Short exercise:
The records that follow are to be transcribed in full, without their images.

Records provided:
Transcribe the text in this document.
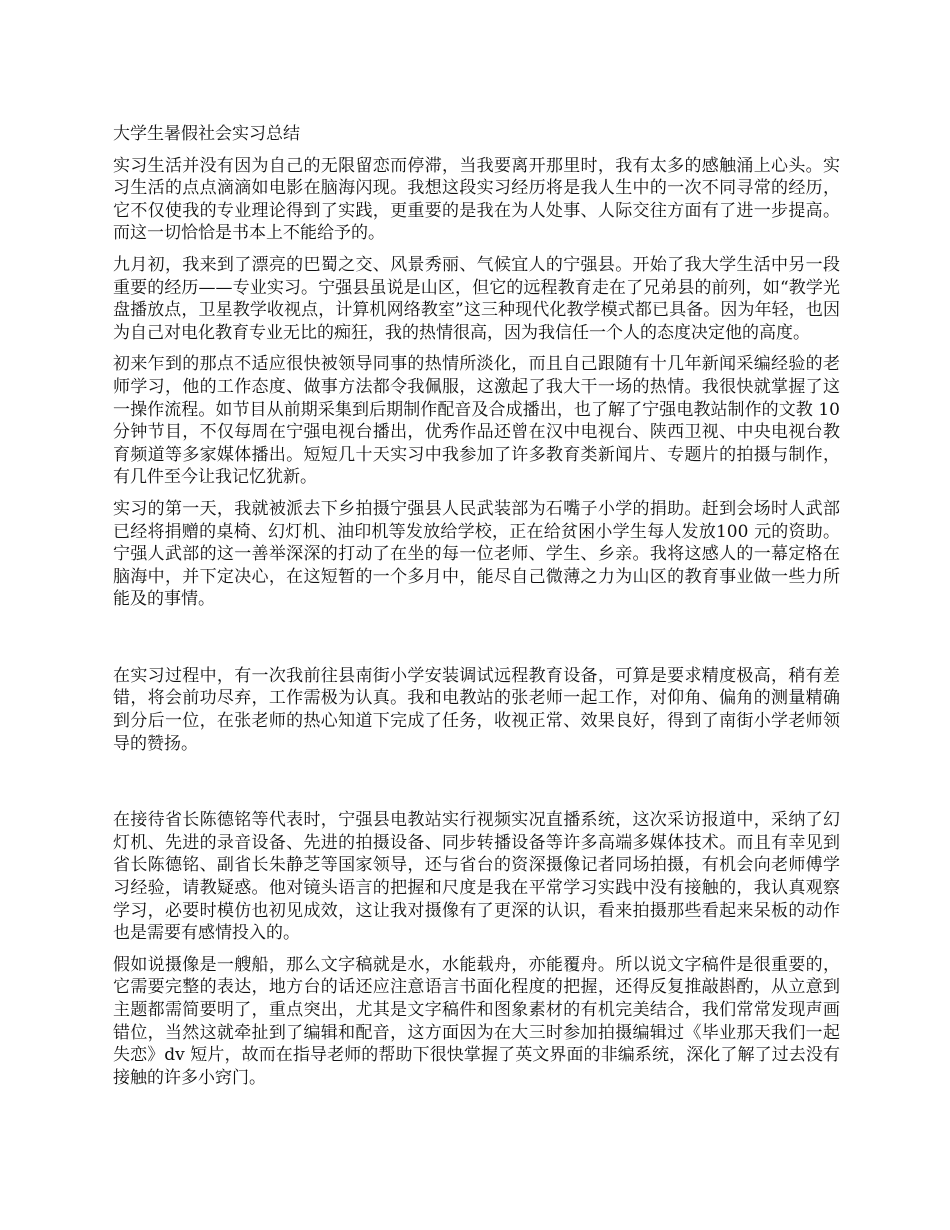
大学生暑假社会实习总结

实习生活并没有因为自己的无限留恋而停滞，当我要离开那里时，我有太多的感触涌上心头。实习生活的点点滴滴如电影在脑海闪现。我想这段实习经历将是我人生中的一次不同寻常的经历，它不仅使我的专业理论得到了实践，更重要的是我在为人处事、人际交往方面有了进一步提高。而这一切恰恰是书本上不能给予的。

九月初，我来到了漂亮的巴蜀之交、风景秀丽、气候宜人的宁强县。开始了我大学生活中另一段重要的经历——专业实习。宁强县虽说是山区，但它的远程教育走在了兄弟县的前列，如“教学光盘播放点，卫星教学收视点，计算机网络教室”这三种现代化教学模式都已具备。因为年轻，也因为自己对电化教育专业无比的痴狂，我的热情很高，因为我信任一个人的态度决定他的高度。

初来乍到的那点不适应很快被领导同事的热情所淡化，而且自己跟随有十几年新闻采编经验的老师学习，他的工作态度、做事方法都令我佩服，这激起了我大干一场的热情。我很快就掌握了这一操作流程。如节目从前期采集到后期制作配音及合成播出，也了解了宁强电教站制作的文教 10 分钟节目，不仅每周在宁强电视台播出，优秀作品还曾在汉中电视台、陕西卫视、中央电视台教育频道等多家媒体播出。短短几十天实习中我参加了许多教育类新闻片、专题片的拍摄与制作，有几件至今让我记忆犹新。

实习的第一天，我就被派去下乡拍摄宁强县人民武装部为石嘴子小学的捐助。赶到会场时人武部已经将捐赠的桌椅、幻灯机、油印机等发放给学校，正在给贫困小学生每人发放100 元的资助。宁强人武部的这一善举深深的打动了在坐的每一位老师、学生、乡亲。我将这感人的一幕定格在脑海中，并下定决心，在这短暂的一个多月中，能尽自己微薄之力为山区的教育事业做一些力所能及的事情。

在实习过程中，有一次我前往县南街小学安装调试远程教育设备，可算是要求精度极高，稍有差错，将会前功尽弃，工作需极为认真。我和电教站的张老师一起工作，对仰角、偏角的测量精确到分后一位，在张老师的热心知道下完成了任务，收视正常、效果良好，得到了南街小学老师领导的赞扬。

在接待省长陈德铭等代表时，宁强县电教站实行视频实况直播系统，这次采访报道中，采纳了幻灯机、先进的录音设备、先进的拍摄设备、同步转播设备等许多高端多媒体技术。而且有幸见到省长陈德铭、副省长朱静芝等国家领导，还与省台的资深摄像记者同场拍摄，有机会向老师傅学习经验，请教疑惑。他对镜头语言的把握和尺度是我在平常学习实践中没有接触的，我认真观察学习，必要时模仿也初见成效，这让我对摄像有了更深的认识，看来拍摄那些看起来呆板的动作也是需要有感情投入的。

假如说摄像是一艘船，那么文字稿就是水，水能载舟，亦能覆舟。所以说文字稿件是很重要的，它需要完整的表达，地方台的话还应注意语言书面化程度的把握，还得反复推敲斟酌，从立意到主题都需简要明了，重点突出，尤其是文字稿件和图象素材的有机完美结合，我们常常发现声画错位，当然这就牵扯到了编辑和配音，这方面因为在大三时参加拍摄编辑过《毕业那天我们一起失恋》dv 短片，故而在指导老师的帮助下很快掌握了英文界面的非编系统，深化了解了过去没有接触的许多小窍门。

Result for this task:
Transcribe the text in this document.
大学生暑假社会实习总结

实习生活并没有因为自己的无限留恋而停滞，当我要离开那里时，我有太多的感触涌上心头。实习生活的点点滴滴如电影在脑海闪现。我想这段实习经历将是我人生中的一次不同寻常的经历，它不仅使我的专业理论得到了实践，更重要的是我在为人处事、人际交往方面有了进一步提高。而这一切恰恰是书本上不能给予的。

九月初，我来到了漂亮的巴蜀之交、风景秀丽、气候宜人的宁强县。开始了我大学生活中另一段重要的经历——专业实习。宁强县虽说是山区，但它的远程教育走在了兄弟县的前列，如“教学光盘播放点，卫星教学收视点，计算机网络教室”这三种现代化教学模式都已具备。因为年轻，也因为自己对电化教育专业无比的痴狂，我的热情很高，因为我信任一个人的态度决定他的高度。

初来乍到的那点不适应很快被领导同事的热情所淡化，而且自己跟随有十几年新闻采编经验的老师学习，他的工作态度、做事方法都令我佩服，这激起了我大干一场的热情。我很快就掌握了这一操作流程。如节目从前期采集到后期制作配音及合成播出，也了解了宁强电教站制作的文教 10 分钟节目，不仅每周在宁强电视台播出，优秀作品还曾在汉中电视台、陕西卫视、中央电视台教育频道等多家媒体播出。短短几十天实习中我参加了许多教育类新闻片、专题片的拍摄与制作，有几件至今让我记忆犹新。

实习的第一天，我就被派去下乡拍摄宁强县人民武装部为石嘴子小学的捐助。赶到会场时人武部已经将捐赠的桌椅、幻灯机、油印机等发放给学校，正在给贫困小学生每人发放100 元的资助。宁强人武部的这一善举深深的打动了在坐的每一位老师、学生、乡亲。我将这感人的一幕定格在脑海中，并下定决心，在这短暂的一个多月中，能尽自己微薄之力为山区的教育事业做一些力所能及的事情。

在实习过程中，有一次我前往县南街小学安装调试远程教育设备，可算是要求精度极高，稍有差错，将会前功尽弃，工作需极为认真。我和电教站的张老师一起工作，对仰角、偏角的测量精确到分后一位，在张老师的热心知道下完成了任务，收视正常、效果良好，得到了南街小学老师领导的赞扬。

在接待省长陈德铭等代表时，宁强县电教站实行视频实况直播系统，这次采访报道中，采纳了幻灯机、先进的录音设备、先进的拍摄设备、同步转播设备等许多高端多媒体技术。而且有幸见到省长陈德铭、副省长朱静芝等国家领导，还与省台的资深摄像记者同场拍摄，有机会向老师傅学习经验，请教疑惑。他对镜头语言的把握和尺度是我在平常学习实践中没有接触的，我认真观察学习，必要时模仿也初见成效，这让我对摄像有了更深的认识，看来拍摄那些看起来呆板的动作也是需要有感情投入的。

假如说摄像是一艘船，那么文字稿就是水，水能载舟，亦能覆舟。所以说文字稿件是很重要的，它需要完整的表达，地方台的话还应注意语言书面化程度的把握，还得反复推敲斟酌，从立意到主题都需简要明了，重点突出，尤其是文字稿件和图象素材的有机完美结合，我们常常发现声画错位，当然这就牵扯到了编辑和配音，这方面因为在大三时参加拍摄编辑过《毕业那天我们一起失恋》dv 短片，故而在指导老师的帮助下很快掌握了英文界面的非编系统，深化了解了过去没有接触的许多小窍门。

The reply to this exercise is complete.